··· INFORMATION SHOWN

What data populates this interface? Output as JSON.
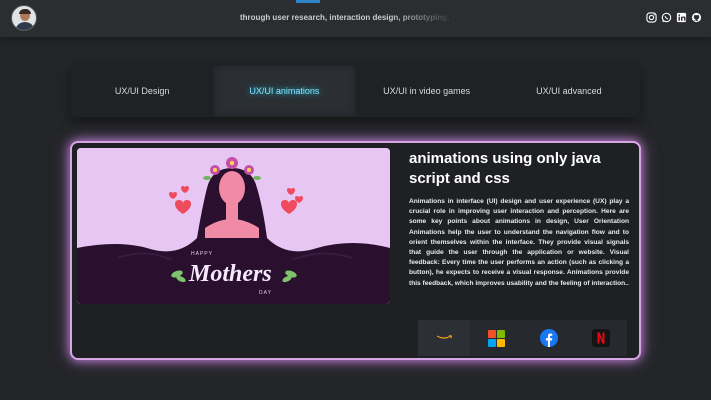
{
  "header": {
    "marquee_text": "through user research, interaction design, prototyping, us",
    "avatar": "profile-photo",
    "social_icons": [
      "instagram-icon",
      "whatsapp-icon",
      "linkedin-icon",
      "github-icon"
    ]
  },
  "tabs": [
    {
      "label": "UX/UI Design",
      "active": false
    },
    {
      "label": "UX/UI animations",
      "active": true
    },
    {
      "label": "UX/UI in video games",
      "active": false
    },
    {
      "label": "UX/UI advanced",
      "active": false
    }
  ],
  "card": {
    "title": "animations using only java script and css",
    "body": "Animations in interface (UI) design and user experience (UX) play a crucial role in improving user interaction and perception. Here are some key points about animations in design, User Orientation Animations help the user to understand the navigation flow and to orient themselves within the interface. They provide visual signals that guide the user through the application or website. Visual feedback: Every time the user performs an action (such as clicking a button), he expects to receive a visual response. Animations provide this feedback, which improves usability and the feeling of interaction..",
    "image": {
      "happy": "HAPPY",
      "mothers": "Mothers",
      "day": "DAY"
    },
    "brands": [
      "amazon-logo",
      "microsoft-logo",
      "facebook-logo",
      "netflix-logo"
    ]
  },
  "colors": {
    "background": "#232528",
    "active_tab": "#7fe4ff",
    "card_glow": "#d7a4e4",
    "illustration_bg": "#e8c6f3",
    "hair": "#2a0f2e"
  }
}
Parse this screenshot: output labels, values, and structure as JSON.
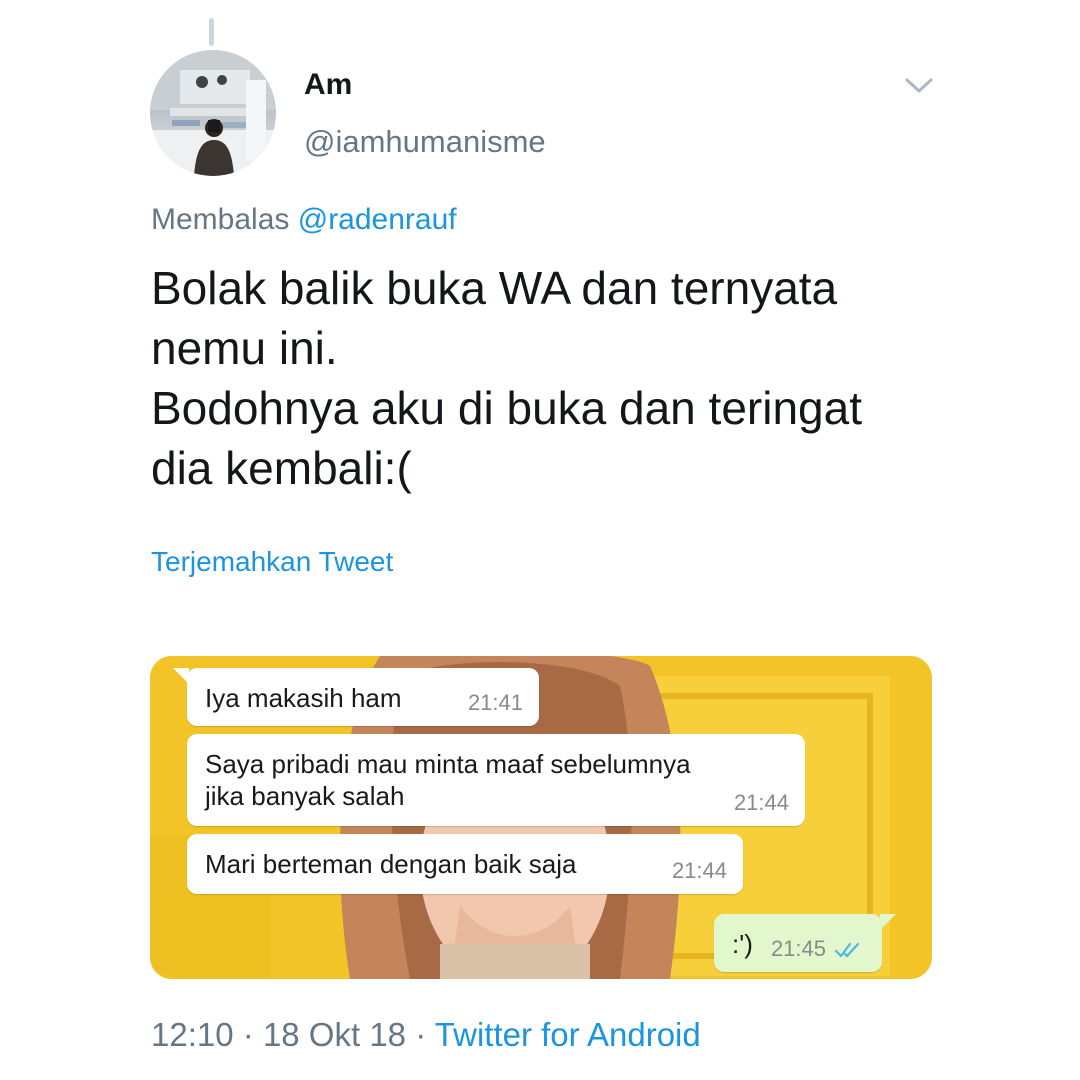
{
  "tweet": {
    "display_name": "Am",
    "handle": "@iamhumanisme",
    "reply_prefix": "Membalas",
    "reply_mention": "@radenrauf",
    "text_lines": [
      "Bolak balik buka WA dan ternyata",
      "nemu ini.",
      "Bodohnya aku di buka dan teringat",
      "dia kembali:("
    ],
    "translate_label": "Terjemahkan Tweet",
    "time": "12:10",
    "separator": "·",
    "date": "18 Okt 18",
    "source": "Twitter for Android"
  },
  "chat": {
    "messages": [
      {
        "direction": "incoming",
        "lines": [
          "Iya makasih ham"
        ],
        "time": "21:41"
      },
      {
        "direction": "incoming",
        "lines": [
          "Saya pribadi mau minta maaf sebelumnya",
          "jika banyak salah"
        ],
        "time": "21:44"
      },
      {
        "direction": "incoming",
        "lines": [
          "Mari berteman dengan baik saja"
        ],
        "time": "21:44"
      },
      {
        "direction": "outgoing",
        "lines": [
          ":')"
        ],
        "time": "21:45",
        "status_icon": "double-check-icon"
      }
    ]
  },
  "icons": {
    "menu": "chevron-down-icon",
    "read_receipt": "double-check-icon"
  },
  "colors": {
    "link_blue": "#1b95e0",
    "secondary_gray": "#657786",
    "text_dark": "#14171a",
    "chat_background_yellow": "#f3c62a",
    "outgoing_bubble": "#e2f7cb",
    "read_tick_blue": "#4fb6ec"
  }
}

······

> EXERCISE PROMPT:
Do not copy the pictures, but repeat every line exactly.

> EXERCISE OUTPUT:
What data populates this interface? Output as JSON.
{
  "header": {
    "marquee_text": "through user research, interaction design, prototyping, us",
    "avatar": "profile-photo",
    "social_icons": [
      "instagram-icon",
      "whatsapp-icon",
      "linkedin-icon",
      "github-icon"
    ]
  },
  "tabs": [
    {
      "label": "UX/UI Design",
      "active": false
    },
    {
      "label": "UX/UI animations",
      "active": true
    },
    {
      "label": "UX/UI in video games",
      "active": false
    },
    {
      "label": "UX/UI advanced",
      "active": false
    }
  ],
  "card": {
    "title": "animations using only java script and css",
    "body": "Animations in interface (UI) design and user experience (UX) play a crucial role in improving user interaction and perception. Here are some key points about animations in design, User Orientation Animations help the user to understand the navigation flow and to orient themselves within the interface. They provide visual signals that guide the user through the application or website. Visual feedback: Every time the user performs an action (such as clicking a button), he expects to receive a visual response. Animations provide this feedback, which improves usability and the feeling of interaction..",
    "image": {
      "happy": "HAPPY",
      "mothers": "Mothers",
      "day": "DAY"
    },
    "brands": [
      "amazon-logo",
      "microsoft-logo",
      "facebook-logo",
      "netflix-logo"
    ]
  },
  "colors": {
    "background": "#232528",
    "active_tab": "#7fe4ff",
    "card_glow": "#d7a4e4",
    "illustration_bg": "#e8c6f3",
    "hair": "#2a0f2e"
  }
}
Parse this screenshot: output labels, values, and structure as JSON.
{
  "tweet": {
    "display_name": "Am",
    "handle": "@iamhumanisme",
    "reply_prefix": "Membalas",
    "reply_mention": "@radenrauf",
    "text_lines": [
      "Bolak balik buka WA dan ternyata",
      "nemu ini.",
      "Bodohnya aku di buka dan teringat",
      "dia kembali:("
    ],
    "translate_label": "Terjemahkan Tweet",
    "time": "12:10",
    "separator": "·",
    "date": "18 Okt 18",
    "source": "Twitter for Android"
  },
  "chat": {
    "messages": [
      {
        "direction": "incoming",
        "lines": [
          "Iya makasih ham"
        ],
        "time": "21:41"
      },
      {
        "direction": "incoming",
        "lines": [
          "Saya pribadi mau minta maaf sebelumnya",
          "jika banyak salah"
        ],
        "time": "21:44"
      },
      {
        "direction": "incoming",
        "lines": [
          "Mari berteman dengan baik saja"
        ],
        "time": "21:44"
      },
      {
        "direction": "outgoing",
        "lines": [
          ":')"
        ],
        "time": "21:45",
        "status_icon": "double-check-icon"
      }
    ]
  },
  "icons": {
    "menu": "chevron-down-icon",
    "read_receipt": "double-check-icon"
  },
  "colors": {
    "link_blue": "#1b95e0",
    "secondary_gray": "#657786",
    "text_dark": "#14171a",
    "chat_background_yellow": "#f3c62a",
    "outgoing_bubble": "#e2f7cb",
    "read_tick_blue": "#4fb6ec"
  }
}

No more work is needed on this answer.